**Collected data**
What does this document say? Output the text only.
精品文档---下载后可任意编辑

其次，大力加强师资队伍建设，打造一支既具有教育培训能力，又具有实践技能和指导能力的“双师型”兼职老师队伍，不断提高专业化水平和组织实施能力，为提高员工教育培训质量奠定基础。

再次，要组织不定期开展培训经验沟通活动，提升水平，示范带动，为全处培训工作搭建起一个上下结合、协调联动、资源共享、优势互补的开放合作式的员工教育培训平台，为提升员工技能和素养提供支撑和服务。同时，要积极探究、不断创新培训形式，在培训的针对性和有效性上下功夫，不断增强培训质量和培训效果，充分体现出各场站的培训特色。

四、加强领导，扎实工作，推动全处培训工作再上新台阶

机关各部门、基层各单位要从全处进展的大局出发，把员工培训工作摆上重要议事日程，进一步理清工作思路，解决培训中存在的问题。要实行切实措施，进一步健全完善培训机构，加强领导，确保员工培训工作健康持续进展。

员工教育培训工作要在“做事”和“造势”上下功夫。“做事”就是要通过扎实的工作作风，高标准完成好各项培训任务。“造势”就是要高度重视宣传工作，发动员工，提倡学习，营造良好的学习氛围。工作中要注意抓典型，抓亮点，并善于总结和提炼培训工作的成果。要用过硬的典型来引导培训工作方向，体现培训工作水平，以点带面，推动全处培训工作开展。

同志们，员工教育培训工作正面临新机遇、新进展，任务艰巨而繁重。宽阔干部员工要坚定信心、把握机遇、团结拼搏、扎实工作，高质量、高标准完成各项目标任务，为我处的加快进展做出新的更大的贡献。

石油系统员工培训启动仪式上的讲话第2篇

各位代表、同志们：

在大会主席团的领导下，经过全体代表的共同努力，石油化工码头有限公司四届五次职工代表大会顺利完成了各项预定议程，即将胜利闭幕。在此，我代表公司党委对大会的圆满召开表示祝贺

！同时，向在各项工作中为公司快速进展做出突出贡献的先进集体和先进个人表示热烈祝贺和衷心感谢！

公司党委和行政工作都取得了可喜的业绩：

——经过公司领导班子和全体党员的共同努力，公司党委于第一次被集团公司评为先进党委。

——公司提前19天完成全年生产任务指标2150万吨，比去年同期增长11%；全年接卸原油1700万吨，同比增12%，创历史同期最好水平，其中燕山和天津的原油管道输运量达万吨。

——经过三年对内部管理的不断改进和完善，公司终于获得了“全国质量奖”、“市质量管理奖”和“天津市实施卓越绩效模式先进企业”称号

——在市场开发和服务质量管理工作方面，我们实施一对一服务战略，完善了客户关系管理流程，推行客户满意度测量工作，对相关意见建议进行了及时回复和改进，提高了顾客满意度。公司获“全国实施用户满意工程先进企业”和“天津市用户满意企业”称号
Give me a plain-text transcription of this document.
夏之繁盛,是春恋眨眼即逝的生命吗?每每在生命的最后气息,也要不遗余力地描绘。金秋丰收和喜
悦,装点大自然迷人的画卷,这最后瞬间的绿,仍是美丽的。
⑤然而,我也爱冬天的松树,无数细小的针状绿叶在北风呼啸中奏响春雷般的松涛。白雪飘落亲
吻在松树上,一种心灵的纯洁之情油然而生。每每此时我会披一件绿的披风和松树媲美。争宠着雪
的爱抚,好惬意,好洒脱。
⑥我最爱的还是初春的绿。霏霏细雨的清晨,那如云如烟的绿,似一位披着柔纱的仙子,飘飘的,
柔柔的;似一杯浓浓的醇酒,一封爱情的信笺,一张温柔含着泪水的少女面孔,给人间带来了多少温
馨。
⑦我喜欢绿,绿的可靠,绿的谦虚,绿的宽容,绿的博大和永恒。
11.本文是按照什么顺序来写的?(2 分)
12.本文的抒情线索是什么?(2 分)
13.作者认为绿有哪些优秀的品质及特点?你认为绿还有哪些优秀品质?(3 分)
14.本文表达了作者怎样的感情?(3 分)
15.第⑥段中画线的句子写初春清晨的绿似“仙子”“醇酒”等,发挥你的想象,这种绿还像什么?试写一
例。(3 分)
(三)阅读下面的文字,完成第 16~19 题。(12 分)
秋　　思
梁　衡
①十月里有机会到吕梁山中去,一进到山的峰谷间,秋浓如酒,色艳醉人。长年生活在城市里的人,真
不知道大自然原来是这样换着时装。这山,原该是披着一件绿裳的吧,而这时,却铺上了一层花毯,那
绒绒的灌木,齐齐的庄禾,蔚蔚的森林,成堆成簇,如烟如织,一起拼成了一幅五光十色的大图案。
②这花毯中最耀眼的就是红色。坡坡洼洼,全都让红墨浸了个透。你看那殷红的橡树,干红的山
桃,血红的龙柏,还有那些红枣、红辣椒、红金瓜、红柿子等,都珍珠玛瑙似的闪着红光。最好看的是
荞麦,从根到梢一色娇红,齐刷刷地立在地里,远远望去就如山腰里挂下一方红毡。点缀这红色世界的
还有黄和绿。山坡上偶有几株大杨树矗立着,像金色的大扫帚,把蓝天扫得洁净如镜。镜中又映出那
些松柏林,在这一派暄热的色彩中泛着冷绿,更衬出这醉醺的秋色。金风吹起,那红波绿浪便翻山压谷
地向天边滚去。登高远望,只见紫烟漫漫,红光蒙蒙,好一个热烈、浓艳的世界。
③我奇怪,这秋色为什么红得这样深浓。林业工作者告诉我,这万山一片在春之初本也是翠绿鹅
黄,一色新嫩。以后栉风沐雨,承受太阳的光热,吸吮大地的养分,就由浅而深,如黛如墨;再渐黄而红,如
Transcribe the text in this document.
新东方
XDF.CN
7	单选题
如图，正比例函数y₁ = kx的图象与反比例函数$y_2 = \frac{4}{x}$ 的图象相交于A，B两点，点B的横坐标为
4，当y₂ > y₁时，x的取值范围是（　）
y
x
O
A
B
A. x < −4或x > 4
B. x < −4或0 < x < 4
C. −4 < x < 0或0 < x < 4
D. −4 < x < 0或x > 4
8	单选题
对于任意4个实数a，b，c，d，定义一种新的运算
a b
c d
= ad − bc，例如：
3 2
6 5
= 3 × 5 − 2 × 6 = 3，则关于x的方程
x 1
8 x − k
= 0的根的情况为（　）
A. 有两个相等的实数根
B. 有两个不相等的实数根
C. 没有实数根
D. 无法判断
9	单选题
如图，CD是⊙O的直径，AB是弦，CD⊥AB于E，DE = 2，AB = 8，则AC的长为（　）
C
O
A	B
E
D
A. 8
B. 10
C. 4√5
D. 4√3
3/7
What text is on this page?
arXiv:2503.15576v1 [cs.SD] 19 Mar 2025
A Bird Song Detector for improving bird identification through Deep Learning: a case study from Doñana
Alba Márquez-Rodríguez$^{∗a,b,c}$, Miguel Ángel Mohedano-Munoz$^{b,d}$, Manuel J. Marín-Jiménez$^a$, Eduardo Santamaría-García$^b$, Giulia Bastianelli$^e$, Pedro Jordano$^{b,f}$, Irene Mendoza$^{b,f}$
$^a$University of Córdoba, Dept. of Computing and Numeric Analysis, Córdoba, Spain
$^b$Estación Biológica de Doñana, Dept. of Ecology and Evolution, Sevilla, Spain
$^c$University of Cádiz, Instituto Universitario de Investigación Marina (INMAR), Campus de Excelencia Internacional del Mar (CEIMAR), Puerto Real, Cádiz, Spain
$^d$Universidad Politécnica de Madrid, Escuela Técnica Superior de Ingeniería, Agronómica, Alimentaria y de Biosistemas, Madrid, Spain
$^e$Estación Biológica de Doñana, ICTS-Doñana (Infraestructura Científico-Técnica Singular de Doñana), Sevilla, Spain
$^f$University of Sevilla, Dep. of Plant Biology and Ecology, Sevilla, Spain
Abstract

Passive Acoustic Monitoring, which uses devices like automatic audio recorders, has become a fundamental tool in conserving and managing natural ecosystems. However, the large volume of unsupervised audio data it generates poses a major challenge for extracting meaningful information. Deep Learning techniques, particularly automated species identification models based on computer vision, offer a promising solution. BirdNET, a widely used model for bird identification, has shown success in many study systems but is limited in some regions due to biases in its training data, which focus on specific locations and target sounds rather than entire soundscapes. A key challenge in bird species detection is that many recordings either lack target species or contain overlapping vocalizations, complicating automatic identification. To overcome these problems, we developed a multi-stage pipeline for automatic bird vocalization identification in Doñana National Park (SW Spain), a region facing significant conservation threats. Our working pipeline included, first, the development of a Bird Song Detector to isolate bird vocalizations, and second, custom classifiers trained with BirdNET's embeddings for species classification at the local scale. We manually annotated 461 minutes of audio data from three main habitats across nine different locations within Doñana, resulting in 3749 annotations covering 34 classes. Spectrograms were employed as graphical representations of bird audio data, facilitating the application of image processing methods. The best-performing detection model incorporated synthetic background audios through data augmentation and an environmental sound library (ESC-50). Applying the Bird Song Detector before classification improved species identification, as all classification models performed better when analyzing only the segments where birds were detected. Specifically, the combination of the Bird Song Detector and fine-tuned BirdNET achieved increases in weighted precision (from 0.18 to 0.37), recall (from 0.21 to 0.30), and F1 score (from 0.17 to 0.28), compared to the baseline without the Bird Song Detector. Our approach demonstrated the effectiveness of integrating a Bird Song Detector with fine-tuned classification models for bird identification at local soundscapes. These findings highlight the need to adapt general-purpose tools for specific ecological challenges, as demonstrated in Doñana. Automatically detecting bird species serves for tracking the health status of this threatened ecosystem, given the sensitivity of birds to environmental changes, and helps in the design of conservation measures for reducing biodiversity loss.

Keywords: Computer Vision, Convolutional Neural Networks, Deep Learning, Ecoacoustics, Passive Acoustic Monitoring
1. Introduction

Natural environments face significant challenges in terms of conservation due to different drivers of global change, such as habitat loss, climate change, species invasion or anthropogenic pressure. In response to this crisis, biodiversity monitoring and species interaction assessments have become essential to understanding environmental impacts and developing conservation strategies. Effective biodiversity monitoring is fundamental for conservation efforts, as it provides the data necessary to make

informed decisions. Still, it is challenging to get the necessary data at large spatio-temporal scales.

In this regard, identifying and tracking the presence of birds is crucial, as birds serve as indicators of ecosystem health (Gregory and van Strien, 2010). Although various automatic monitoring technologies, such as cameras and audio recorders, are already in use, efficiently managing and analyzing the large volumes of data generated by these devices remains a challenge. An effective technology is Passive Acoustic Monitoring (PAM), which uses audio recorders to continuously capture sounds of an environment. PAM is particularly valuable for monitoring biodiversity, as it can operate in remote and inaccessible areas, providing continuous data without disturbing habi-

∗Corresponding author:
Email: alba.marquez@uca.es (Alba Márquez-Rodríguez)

**Given problem**
For this exercise, gather every line of the data that contains the word "Alba".

**Answer for the task**
Alba Márquez-Rodríguez$^{∗a,b,c}$, Miguel Ángel Mohedano-Munoz$^{b,d}$, Manuel J. Marín-Jiménez$^a$, Eduardo Santamaría-García$^b$, Giulia Bastianelli$^e$, Pedro Jordano$^{b,f}$, Irene Mendoza$^{b,f}$
Email: alba.marquez@uca.es (Alba Márquez-Rodríguez)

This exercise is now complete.